● **To do**:
Search the records that follow and extract every line containing the string "name".

========

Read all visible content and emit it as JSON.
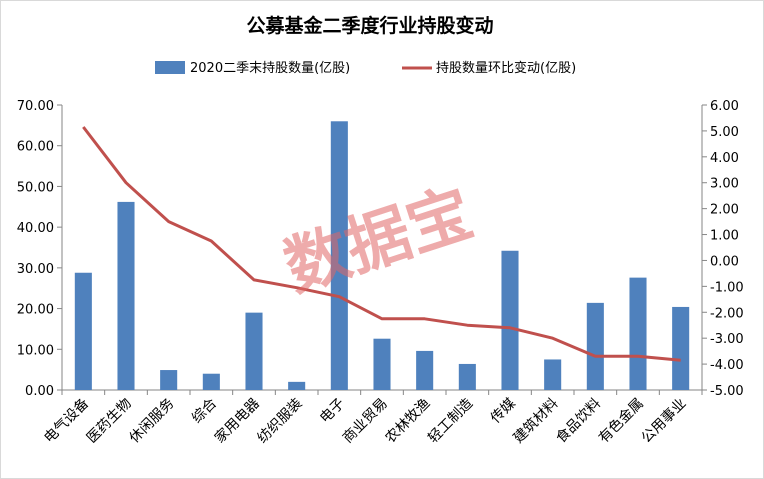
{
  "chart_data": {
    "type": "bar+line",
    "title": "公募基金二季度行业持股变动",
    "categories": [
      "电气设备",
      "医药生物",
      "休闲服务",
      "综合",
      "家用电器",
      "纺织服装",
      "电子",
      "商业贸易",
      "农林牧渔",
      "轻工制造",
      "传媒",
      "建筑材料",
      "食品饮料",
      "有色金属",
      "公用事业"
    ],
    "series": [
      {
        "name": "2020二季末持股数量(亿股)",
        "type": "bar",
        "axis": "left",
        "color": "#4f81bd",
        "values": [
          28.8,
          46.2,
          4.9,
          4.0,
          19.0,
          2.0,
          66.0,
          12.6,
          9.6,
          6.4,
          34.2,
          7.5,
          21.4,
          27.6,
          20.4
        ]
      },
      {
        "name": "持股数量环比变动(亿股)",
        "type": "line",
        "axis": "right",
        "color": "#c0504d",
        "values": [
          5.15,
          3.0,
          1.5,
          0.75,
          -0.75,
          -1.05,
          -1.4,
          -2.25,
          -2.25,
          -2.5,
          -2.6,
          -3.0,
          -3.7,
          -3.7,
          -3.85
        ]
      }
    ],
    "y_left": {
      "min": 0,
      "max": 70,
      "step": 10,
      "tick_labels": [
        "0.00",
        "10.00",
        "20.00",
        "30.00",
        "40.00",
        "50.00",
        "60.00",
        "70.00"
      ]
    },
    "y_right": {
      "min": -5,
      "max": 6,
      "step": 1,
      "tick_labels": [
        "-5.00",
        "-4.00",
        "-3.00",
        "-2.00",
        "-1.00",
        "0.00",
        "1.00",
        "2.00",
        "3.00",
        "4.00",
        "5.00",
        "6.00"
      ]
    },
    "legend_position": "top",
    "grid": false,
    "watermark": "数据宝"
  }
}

========

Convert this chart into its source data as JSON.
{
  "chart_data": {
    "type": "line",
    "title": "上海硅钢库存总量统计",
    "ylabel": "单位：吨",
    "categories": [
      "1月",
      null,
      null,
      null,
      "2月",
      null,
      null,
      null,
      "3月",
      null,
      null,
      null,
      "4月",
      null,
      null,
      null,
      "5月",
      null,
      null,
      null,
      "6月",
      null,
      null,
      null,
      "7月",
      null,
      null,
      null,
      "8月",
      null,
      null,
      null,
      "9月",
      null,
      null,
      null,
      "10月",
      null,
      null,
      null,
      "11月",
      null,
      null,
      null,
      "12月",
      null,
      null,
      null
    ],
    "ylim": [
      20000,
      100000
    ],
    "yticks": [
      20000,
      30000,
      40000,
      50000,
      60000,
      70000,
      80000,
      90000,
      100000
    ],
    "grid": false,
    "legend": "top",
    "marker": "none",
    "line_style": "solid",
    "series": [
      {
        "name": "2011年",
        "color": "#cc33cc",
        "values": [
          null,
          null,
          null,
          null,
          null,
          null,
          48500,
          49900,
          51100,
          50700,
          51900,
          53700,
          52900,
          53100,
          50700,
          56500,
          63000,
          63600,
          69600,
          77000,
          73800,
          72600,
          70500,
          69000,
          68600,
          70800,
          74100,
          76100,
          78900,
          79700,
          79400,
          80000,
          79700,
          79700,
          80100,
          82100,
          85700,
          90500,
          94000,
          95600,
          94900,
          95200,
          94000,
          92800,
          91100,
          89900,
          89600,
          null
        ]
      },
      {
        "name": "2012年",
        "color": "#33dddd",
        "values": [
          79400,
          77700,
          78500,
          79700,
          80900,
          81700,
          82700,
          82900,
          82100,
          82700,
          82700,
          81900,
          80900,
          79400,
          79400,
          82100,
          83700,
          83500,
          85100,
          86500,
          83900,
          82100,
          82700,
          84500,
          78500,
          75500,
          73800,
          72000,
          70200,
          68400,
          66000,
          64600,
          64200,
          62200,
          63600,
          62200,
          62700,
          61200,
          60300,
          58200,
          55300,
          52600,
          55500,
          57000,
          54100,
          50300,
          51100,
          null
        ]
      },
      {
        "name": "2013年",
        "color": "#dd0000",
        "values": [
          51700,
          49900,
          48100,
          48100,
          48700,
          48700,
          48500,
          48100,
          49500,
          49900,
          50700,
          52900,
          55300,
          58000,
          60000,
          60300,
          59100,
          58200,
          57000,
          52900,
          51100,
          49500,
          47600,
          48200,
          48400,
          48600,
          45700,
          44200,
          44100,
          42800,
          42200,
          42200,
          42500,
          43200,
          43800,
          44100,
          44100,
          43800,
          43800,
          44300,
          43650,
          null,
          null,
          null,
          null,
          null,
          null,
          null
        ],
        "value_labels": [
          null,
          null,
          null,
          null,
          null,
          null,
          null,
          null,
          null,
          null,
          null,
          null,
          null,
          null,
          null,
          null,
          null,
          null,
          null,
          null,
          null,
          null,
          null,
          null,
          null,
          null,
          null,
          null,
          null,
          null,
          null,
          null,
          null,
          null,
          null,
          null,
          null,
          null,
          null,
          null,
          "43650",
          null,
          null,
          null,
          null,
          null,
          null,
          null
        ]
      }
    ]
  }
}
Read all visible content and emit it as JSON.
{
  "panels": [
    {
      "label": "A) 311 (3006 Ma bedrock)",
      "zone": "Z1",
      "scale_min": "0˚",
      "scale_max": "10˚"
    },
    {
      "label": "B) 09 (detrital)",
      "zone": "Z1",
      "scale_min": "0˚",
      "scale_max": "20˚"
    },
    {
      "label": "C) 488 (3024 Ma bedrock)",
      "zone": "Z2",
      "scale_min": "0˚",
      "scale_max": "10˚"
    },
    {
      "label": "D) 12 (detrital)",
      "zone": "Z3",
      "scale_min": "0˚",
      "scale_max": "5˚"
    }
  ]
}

========

● **Final result**:
        "name": "2020二季末持股数量(亿股)",
        "name": "持股数量环比变动(亿股)",
        "name": "2011年",
        "name": "2012年",
        "name": "2013年",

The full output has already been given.